[Required task] Without omitting anything, return the records precisely as given.

Dataset items
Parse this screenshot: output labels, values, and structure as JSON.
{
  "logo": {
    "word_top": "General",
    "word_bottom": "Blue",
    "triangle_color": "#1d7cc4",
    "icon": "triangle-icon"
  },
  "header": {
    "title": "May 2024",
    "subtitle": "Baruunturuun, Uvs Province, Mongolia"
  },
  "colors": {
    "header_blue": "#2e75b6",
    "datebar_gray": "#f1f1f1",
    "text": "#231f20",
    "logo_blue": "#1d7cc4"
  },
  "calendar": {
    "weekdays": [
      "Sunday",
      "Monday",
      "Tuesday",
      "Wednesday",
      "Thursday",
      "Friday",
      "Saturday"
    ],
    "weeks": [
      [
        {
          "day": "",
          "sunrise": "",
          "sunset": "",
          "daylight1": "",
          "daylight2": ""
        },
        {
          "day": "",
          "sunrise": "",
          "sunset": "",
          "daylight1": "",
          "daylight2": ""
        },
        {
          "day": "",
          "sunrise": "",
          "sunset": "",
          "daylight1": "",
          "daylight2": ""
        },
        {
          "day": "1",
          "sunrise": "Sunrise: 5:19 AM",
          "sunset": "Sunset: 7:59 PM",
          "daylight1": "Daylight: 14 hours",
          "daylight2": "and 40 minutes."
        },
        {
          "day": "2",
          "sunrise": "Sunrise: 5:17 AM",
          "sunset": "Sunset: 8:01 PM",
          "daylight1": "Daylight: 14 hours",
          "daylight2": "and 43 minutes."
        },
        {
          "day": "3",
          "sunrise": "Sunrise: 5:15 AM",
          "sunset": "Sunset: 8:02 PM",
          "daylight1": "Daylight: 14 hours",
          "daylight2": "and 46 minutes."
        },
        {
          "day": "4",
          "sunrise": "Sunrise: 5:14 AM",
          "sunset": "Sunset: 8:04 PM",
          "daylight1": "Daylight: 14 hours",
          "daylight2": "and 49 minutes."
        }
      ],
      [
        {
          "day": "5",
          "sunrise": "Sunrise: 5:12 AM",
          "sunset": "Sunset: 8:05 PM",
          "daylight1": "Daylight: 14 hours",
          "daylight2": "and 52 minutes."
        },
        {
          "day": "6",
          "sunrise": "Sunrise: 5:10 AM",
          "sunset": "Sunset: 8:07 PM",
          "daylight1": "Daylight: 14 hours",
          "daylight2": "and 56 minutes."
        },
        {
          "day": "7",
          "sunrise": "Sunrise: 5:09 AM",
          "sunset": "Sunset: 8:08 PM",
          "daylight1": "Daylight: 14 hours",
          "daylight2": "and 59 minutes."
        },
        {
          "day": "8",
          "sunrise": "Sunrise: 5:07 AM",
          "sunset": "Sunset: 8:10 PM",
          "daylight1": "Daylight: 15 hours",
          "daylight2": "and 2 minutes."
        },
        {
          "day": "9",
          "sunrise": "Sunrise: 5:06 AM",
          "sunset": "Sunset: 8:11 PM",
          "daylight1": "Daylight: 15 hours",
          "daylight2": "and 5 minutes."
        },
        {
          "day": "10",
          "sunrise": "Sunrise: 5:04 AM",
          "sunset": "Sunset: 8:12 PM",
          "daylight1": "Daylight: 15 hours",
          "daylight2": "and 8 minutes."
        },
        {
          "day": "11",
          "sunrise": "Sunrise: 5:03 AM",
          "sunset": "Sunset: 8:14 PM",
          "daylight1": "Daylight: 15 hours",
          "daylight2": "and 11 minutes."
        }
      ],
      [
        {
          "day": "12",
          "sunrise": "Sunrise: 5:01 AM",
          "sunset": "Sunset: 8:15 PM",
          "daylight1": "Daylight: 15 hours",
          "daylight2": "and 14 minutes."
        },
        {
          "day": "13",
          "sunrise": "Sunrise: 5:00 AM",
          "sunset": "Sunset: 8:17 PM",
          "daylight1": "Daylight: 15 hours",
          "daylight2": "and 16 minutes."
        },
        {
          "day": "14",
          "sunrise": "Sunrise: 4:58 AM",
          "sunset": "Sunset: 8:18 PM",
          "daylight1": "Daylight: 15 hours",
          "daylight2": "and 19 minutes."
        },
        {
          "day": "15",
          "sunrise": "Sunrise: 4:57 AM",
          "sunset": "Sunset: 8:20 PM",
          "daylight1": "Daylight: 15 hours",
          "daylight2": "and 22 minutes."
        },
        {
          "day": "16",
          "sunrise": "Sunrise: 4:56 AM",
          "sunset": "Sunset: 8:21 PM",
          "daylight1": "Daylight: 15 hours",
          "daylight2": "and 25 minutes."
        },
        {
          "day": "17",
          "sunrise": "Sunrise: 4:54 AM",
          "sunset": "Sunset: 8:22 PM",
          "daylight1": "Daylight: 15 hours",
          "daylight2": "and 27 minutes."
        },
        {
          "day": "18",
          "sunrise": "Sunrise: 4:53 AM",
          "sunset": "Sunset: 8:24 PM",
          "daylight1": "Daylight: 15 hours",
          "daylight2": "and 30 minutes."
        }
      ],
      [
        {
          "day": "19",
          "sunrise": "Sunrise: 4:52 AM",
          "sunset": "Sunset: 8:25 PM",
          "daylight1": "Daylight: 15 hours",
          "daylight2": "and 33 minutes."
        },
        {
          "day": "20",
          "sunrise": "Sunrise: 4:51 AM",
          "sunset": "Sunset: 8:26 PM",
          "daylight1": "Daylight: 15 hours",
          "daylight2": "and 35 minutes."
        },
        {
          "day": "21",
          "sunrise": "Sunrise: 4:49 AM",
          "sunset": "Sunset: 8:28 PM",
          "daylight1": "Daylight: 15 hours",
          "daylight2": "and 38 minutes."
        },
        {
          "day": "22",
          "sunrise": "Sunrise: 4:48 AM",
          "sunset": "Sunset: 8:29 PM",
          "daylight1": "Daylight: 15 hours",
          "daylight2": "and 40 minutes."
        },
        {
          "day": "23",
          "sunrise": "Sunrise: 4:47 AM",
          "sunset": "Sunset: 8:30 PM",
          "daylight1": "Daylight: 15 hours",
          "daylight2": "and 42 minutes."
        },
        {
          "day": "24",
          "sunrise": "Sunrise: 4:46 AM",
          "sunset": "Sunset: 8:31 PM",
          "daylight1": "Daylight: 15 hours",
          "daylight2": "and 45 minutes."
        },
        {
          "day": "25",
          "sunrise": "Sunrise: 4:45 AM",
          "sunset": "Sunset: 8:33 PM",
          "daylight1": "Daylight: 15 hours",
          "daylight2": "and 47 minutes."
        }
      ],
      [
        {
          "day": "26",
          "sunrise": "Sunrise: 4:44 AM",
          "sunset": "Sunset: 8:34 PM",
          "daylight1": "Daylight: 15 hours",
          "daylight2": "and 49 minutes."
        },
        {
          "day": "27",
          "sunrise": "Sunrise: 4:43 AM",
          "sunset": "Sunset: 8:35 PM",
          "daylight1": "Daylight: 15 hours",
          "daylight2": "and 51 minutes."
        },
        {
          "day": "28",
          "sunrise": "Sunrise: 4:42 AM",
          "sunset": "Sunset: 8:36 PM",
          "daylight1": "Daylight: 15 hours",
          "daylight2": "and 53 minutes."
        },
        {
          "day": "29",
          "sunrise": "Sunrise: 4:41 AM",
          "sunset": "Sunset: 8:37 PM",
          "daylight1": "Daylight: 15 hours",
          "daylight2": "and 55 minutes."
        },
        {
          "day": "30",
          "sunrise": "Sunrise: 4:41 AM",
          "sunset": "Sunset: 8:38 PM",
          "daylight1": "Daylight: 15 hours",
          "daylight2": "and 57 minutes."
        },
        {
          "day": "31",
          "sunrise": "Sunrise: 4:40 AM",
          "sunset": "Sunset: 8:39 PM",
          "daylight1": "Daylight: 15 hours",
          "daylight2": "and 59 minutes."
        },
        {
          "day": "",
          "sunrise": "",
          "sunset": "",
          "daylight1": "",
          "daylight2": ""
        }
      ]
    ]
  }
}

[Solution for this task]
Parse this screenshot: output labels, values, and structure as JSON.
{
  "logo": {
    "word_top": "General",
    "word_bottom": "Blue",
    "triangle_color": "#1d7cc4",
    "icon": "triangle-icon"
  },
  "header": {
    "title": "May 2024",
    "subtitle": "Baruunturuun, Uvs Province, Mongolia"
  },
  "colors": {
    "header_blue": "#2e75b6",
    "datebar_gray": "#f1f1f1",
    "text": "#231f20",
    "logo_blue": "#1d7cc4"
  },
  "calendar": {
    "weekdays": [
      "Sunday",
      "Monday",
      "Tuesday",
      "Wednesday",
      "Thursday",
      "Friday",
      "Saturday"
    ],
    "weeks": [
      [
        {
          "day": "",
          "sunrise": "",
          "sunset": "",
          "daylight1": "",
          "daylight2": ""
        },
        {
          "day": "",
          "sunrise": "",
          "sunset": "",
          "daylight1": "",
          "daylight2": ""
        },
        {
          "day": "",
          "sunrise": "",
          "sunset": "",
          "daylight1": "",
          "daylight2": ""
        },
        {
          "day": "1",
          "sunrise": "Sunrise: 5:19 AM",
          "sunset": "Sunset: 7:59 PM",
          "daylight1": "Daylight: 14 hours",
          "daylight2": "and 40 minutes."
        },
        {
          "day": "2",
          "sunrise": "Sunrise: 5:17 AM",
          "sunset": "Sunset: 8:01 PM",
          "daylight1": "Daylight: 14 hours",
          "daylight2": "and 43 minutes."
        },
        {
          "day": "3",
          "sunrise": "Sunrise: 5:15 AM",
          "sunset": "Sunset: 8:02 PM",
          "daylight1": "Daylight: 14 hours",
          "daylight2": "and 46 minutes."
        },
        {
          "day": "4",
          "sunrise": "Sunrise: 5:14 AM",
          "sunset": "Sunset: 8:04 PM",
          "daylight1": "Daylight: 14 hours",
          "daylight2": "and 49 minutes."
        }
      ],
      [
        {
          "day": "5",
          "sunrise": "Sunrise: 5:12 AM",
          "sunset": "Sunset: 8:05 PM",
          "daylight1": "Daylight: 14 hours",
          "daylight2": "and 52 minutes."
        },
        {
          "day": "6",
          "sunrise": "Sunrise: 5:10 AM",
          "sunset": "Sunset: 8:07 PM",
          "daylight1": "Daylight: 14 hours",
          "daylight2": "and 56 minutes."
        },
        {
          "day": "7",
          "sunrise": "Sunrise: 5:09 AM",
          "sunset": "Sunset: 8:08 PM",
          "daylight1": "Daylight: 14 hours",
          "daylight2": "and 59 minutes."
        },
        {
          "day": "8",
          "sunrise": "Sunrise: 5:07 AM",
          "sunset": "Sunset: 8:10 PM",
          "daylight1": "Daylight: 15 hours",
          "daylight2": "and 2 minutes."
        },
        {
          "day": "9",
          "sunrise": "Sunrise: 5:06 AM",
          "sunset": "Sunset: 8:11 PM",
          "daylight1": "Daylight: 15 hours",
          "daylight2": "and 5 minutes."
        },
        {
          "day": "10",
          "sunrise": "Sunrise: 5:04 AM",
          "sunset": "Sunset: 8:12 PM",
          "daylight1": "Daylight: 15 hours",
          "daylight2": "and 8 minutes."
        },
        {
          "day": "11",
          "sunrise": "Sunrise: 5:03 AM",
          "sunset": "Sunset: 8:14 PM",
          "daylight1": "Daylight: 15 hours",
          "daylight2": "and 11 minutes."
        }
      ],
      [
        {
          "day": "12",
          "sunrise": "Sunrise: 5:01 AM",
          "sunset": "Sunset: 8:15 PM",
          "daylight1": "Daylight: 15 hours",
          "daylight2": "and 14 minutes."
        },
        {
          "day": "13",
          "sunrise": "Sunrise: 5:00 AM",
          "sunset": "Sunset: 8:17 PM",
          "daylight1": "Daylight: 15 hours",
          "daylight2": "and 16 minutes."
        },
        {
          "day": "14",
          "sunrise": "Sunrise: 4:58 AM",
          "sunset": "Sunset: 8:18 PM",
          "daylight1": "Daylight: 15 hours",
          "daylight2": "and 19 minutes."
        },
        {
          "day": "15",
          "sunrise": "Sunrise: 4:57 AM",
          "sunset": "Sunset: 8:20 PM",
          "daylight1": "Daylight: 15 hours",
          "daylight2": "and 22 minutes."
        },
        {
          "day": "16",
          "sunrise": "Sunrise: 4:56 AM",
          "sunset": "Sunset: 8:21 PM",
          "daylight1": "Daylight: 15 hours",
          "daylight2": "and 25 minutes."
        },
        {
          "day": "17",
          "sunrise": "Sunrise: 4:54 AM",
          "sunset": "Sunset: 8:22 PM",
          "daylight1": "Daylight: 15 hours",
          "daylight2": "and 27 minutes."
        },
        {
          "day": "18",
          "sunrise": "Sunrise: 4:53 AM",
          "sunset": "Sunset: 8:24 PM",
          "daylight1": "Daylight: 15 hours",
          "daylight2": "and 30 minutes."
        }
      ],
      [
        {
          "day": "19",
          "sunrise": "Sunrise: 4:52 AM",
          "sunset": "Sunset: 8:25 PM",
          "daylight1": "Daylight: 15 hours",
          "daylight2": "and 33 minutes."
        },
        {
          "day": "20",
          "sunrise": "Sunrise: 4:51 AM",
          "sunset": "Sunset: 8:26 PM",
          "daylight1": "Daylight: 15 hours",
          "daylight2": "and 35 minutes."
        },
        {
          "day": "21",
          "sunrise": "Sunrise: 4:49 AM",
          "sunset": "Sunset: 8:28 PM",
          "daylight1": "Daylight: 15 hours",
          "daylight2": "and 38 minutes."
        },
        {
          "day": "22",
          "sunrise": "Sunrise: 4:48 AM",
          "sunset": "Sunset: 8:29 PM",
          "daylight1": "Daylight: 15 hours",
          "daylight2": "and 40 minutes."
        },
        {
          "day": "23",
          "sunrise": "Sunrise: 4:47 AM",
          "sunset": "Sunset: 8:30 PM",
          "daylight1": "Daylight: 15 hours",
          "daylight2": "and 42 minutes."
        },
        {
          "day": "24",
          "sunrise": "Sunrise: 4:46 AM",
          "sunset": "Sunset: 8:31 PM",
          "daylight1": "Daylight: 15 hours",
          "daylight2": "and 45 minutes."
        },
        {
          "day": "25",
          "sunrise": "Sunrise: 4:45 AM",
          "sunset": "Sunset: 8:33 PM",
          "daylight1": "Daylight: 15 hours",
          "daylight2": "and 47 minutes."
        }
      ],
      [
        {
          "day": "26",
          "sunrise": "Sunrise: 4:44 AM",
          "sunset": "Sunset: 8:34 PM",
          "daylight1": "Daylight: 15 hours",
          "daylight2": "and 49 minutes."
        },
        {
          "day": "27",
          "sunrise": "Sunrise: 4:43 AM",
          "sunset": "Sunset: 8:35 PM",
          "daylight1": "Daylight: 15 hours",
          "daylight2": "and 51 minutes."
        },
        {
          "day": "28",
          "sunrise": "Sunrise: 4:42 AM",
          "sunset": "Sunset: 8:36 PM",
          "daylight1": "Daylight: 15 hours",
          "daylight2": "and 53 minutes."
        },
        {
          "day": "29",
          "sunrise": "Sunrise: 4:41 AM",
          "sunset": "Sunset: 8:37 PM",
          "daylight1": "Daylight: 15 hours",
          "daylight2": "and 55 minutes."
        },
        {
          "day": "30",
          "sunrise": "Sunrise: 4:41 AM",
          "sunset": "Sunset: 8:38 PM",
          "daylight1": "Daylight: 15 hours",
          "daylight2": "and 57 minutes."
        },
        {
          "day": "31",
          "sunrise": "Sunrise: 4:40 AM",
          "sunset": "Sunset: 8:39 PM",
          "daylight1": "Daylight: 15 hours",
          "daylight2": "and 59 minutes."
        },
        {
          "day": "",
          "sunrise": "",
          "sunset": "",
          "daylight1": "",
          "daylight2": ""
        }
      ]
    ]
  }
}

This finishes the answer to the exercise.